> The task
Rewrite the lines of every item below as a numbered list, omitting any blank lines.

> Input for this task
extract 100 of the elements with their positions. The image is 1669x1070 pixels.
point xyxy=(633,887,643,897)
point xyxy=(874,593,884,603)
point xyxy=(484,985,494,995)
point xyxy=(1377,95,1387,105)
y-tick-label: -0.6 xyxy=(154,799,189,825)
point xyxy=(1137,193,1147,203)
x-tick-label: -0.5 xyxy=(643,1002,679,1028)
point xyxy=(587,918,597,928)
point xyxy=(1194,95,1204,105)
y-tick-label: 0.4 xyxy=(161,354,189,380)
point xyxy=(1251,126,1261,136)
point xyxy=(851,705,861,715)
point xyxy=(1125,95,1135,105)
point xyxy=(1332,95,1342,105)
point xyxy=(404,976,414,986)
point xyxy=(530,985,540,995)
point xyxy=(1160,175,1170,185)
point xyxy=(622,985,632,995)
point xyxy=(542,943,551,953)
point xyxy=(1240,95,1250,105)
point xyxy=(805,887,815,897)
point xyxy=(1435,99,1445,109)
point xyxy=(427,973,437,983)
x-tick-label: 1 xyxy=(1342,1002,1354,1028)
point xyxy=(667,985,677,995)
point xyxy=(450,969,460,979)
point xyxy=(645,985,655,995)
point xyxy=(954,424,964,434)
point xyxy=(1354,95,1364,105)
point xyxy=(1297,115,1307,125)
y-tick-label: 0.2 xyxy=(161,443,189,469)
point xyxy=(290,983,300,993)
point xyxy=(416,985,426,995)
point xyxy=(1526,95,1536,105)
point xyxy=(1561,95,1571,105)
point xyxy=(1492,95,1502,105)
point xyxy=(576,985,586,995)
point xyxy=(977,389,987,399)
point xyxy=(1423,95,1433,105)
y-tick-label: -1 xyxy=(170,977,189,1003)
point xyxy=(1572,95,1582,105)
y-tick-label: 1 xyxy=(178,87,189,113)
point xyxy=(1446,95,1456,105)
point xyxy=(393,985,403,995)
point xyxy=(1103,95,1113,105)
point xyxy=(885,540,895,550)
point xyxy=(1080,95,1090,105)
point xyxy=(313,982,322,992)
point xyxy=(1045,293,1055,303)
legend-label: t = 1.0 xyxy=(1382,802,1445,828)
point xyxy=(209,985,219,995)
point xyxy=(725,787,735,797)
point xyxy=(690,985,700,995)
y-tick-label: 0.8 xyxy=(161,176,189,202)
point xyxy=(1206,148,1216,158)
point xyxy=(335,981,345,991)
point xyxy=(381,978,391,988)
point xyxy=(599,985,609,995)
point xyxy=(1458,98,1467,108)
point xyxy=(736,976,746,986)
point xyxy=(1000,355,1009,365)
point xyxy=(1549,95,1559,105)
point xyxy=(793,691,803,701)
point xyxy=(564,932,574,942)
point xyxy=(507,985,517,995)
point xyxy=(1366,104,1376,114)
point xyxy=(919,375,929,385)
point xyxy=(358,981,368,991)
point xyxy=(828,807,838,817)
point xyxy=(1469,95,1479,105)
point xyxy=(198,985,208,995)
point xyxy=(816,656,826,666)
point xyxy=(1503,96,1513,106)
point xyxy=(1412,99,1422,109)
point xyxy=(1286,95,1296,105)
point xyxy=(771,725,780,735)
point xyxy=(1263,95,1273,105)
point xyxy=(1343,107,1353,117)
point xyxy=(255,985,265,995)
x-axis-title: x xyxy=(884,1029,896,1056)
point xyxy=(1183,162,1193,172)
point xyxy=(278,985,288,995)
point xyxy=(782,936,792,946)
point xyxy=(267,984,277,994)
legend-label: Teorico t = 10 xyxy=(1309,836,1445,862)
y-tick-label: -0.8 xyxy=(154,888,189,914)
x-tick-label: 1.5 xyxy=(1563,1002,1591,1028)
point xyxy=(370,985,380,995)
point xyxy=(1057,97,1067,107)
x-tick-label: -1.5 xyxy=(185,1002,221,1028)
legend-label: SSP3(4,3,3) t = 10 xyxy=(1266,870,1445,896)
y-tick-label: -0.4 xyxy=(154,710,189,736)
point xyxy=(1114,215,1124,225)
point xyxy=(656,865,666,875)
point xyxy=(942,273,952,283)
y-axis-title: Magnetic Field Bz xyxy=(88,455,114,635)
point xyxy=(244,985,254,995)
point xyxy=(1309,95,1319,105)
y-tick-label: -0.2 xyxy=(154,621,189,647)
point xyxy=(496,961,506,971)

> Correct answer
1. extract 100 of the elements with their positions. The image is 1669x1070 pixels.
2. point xyxy=(633,887,643,897)
3. point xyxy=(874,593,884,603)
4. point xyxy=(484,985,494,995)
5. point xyxy=(1377,95,1387,105)
6. y-tick-label: -0.6 xyxy=(154,799,189,825)
7. point xyxy=(1137,193,1147,203)
8. x-tick-label: -0.5 xyxy=(643,1002,679,1028)
9. point xyxy=(587,918,597,928)
10. point xyxy=(1194,95,1204,105)
11. y-tick-label: 0.4 xyxy=(161,354,189,380)
12. point xyxy=(1251,126,1261,136)
13. point xyxy=(851,705,861,715)
14. point xyxy=(1125,95,1135,105)
15. point xyxy=(1332,95,1342,105)
16. point xyxy=(404,976,414,986)
17. point xyxy=(530,985,540,995)
18. point xyxy=(1160,175,1170,185)
19. point xyxy=(622,985,632,995)
20. point xyxy=(542,943,551,953)
21. point xyxy=(1240,95,1250,105)
22. point xyxy=(805,887,815,897)
23. point xyxy=(1435,99,1445,109)
24. point xyxy=(427,973,437,983)
25. x-tick-label: 1 xyxy=(1342,1002,1354,1028)
26. point xyxy=(667,985,677,995)
27. point xyxy=(450,969,460,979)
28. point xyxy=(645,985,655,995)
29. point xyxy=(954,424,964,434)
30. point xyxy=(1354,95,1364,105)
31. point xyxy=(1297,115,1307,125)
32. y-tick-label: 0.2 xyxy=(161,443,189,469)
33. point xyxy=(290,983,300,993)
34. point xyxy=(416,985,426,995)
35. point xyxy=(1526,95,1536,105)
36. point xyxy=(1561,95,1571,105)
37. point xyxy=(1492,95,1502,105)
38. point xyxy=(576,985,586,995)
39. point xyxy=(977,389,987,399)
40. point xyxy=(1423,95,1433,105)
41. y-tick-label: -1 xyxy=(170,977,189,1003)
42. point xyxy=(1572,95,1582,105)
43. y-tick-label: 1 xyxy=(178,87,189,113)
44. point xyxy=(1446,95,1456,105)
45. point xyxy=(393,985,403,995)
46. point xyxy=(1103,95,1113,105)
47. point xyxy=(885,540,895,550)
48. point xyxy=(1080,95,1090,105)
49. point xyxy=(313,982,322,992)
50. point xyxy=(1045,293,1055,303)
51. legend-label: t = 1.0 xyxy=(1382,802,1445,828)
52. point xyxy=(209,985,219,995)
53. point xyxy=(725,787,735,797)
54. point xyxy=(690,985,700,995)
55. y-tick-label: 0.8 xyxy=(161,176,189,202)
56. point xyxy=(1206,148,1216,158)
57. point xyxy=(335,981,345,991)
58. point xyxy=(381,978,391,988)
59. point xyxy=(599,985,609,995)
60. point xyxy=(1458,98,1467,108)
61. point xyxy=(736,976,746,986)
62. point xyxy=(1000,355,1009,365)
63. point xyxy=(1549,95,1559,105)
64. point xyxy=(793,691,803,701)
65. point xyxy=(564,932,574,942)
66. point xyxy=(507,985,517,995)
67. point xyxy=(1366,104,1376,114)
68. point xyxy=(919,375,929,385)
69. point xyxy=(358,981,368,991)
70. point xyxy=(828,807,838,817)
71. point xyxy=(1469,95,1479,105)
72. point xyxy=(198,985,208,995)
73. point xyxy=(816,656,826,666)
74. point xyxy=(1503,96,1513,106)
75. point xyxy=(1412,99,1422,109)
76. point xyxy=(1286,95,1296,105)
77. point xyxy=(771,725,780,735)
78. point xyxy=(1263,95,1273,105)
79. point xyxy=(1343,107,1353,117)
80. point xyxy=(255,985,265,995)
81. x-axis-title: x xyxy=(884,1029,896,1056)
82. point xyxy=(1183,162,1193,172)
83. point xyxy=(278,985,288,995)
84. point xyxy=(782,936,792,946)
85. point xyxy=(267,984,277,994)
86. legend-label: Teorico t = 10 xyxy=(1309,836,1445,862)
87. y-tick-label: -0.8 xyxy=(154,888,189,914)
88. x-tick-label: 1.5 xyxy=(1563,1002,1591,1028)
89. point xyxy=(370,985,380,995)
90. point xyxy=(1057,97,1067,107)
91. x-tick-label: -1.5 xyxy=(185,1002,221,1028)
92. legend-label: SSP3(4,3,3) t = 10 xyxy=(1266,870,1445,896)
93. y-tick-label: -0.4 xyxy=(154,710,189,736)
94. point xyxy=(1114,215,1124,225)
95. point xyxy=(656,865,666,875)
96. point xyxy=(942,273,952,283)
97. y-axis-title: Magnetic Field Bz xyxy=(88,455,114,635)
98. point xyxy=(244,985,254,995)
99. point xyxy=(1309,95,1319,105)
100. y-tick-label: -0.2 xyxy=(154,621,189,647)
101. point xyxy=(496,961,506,971)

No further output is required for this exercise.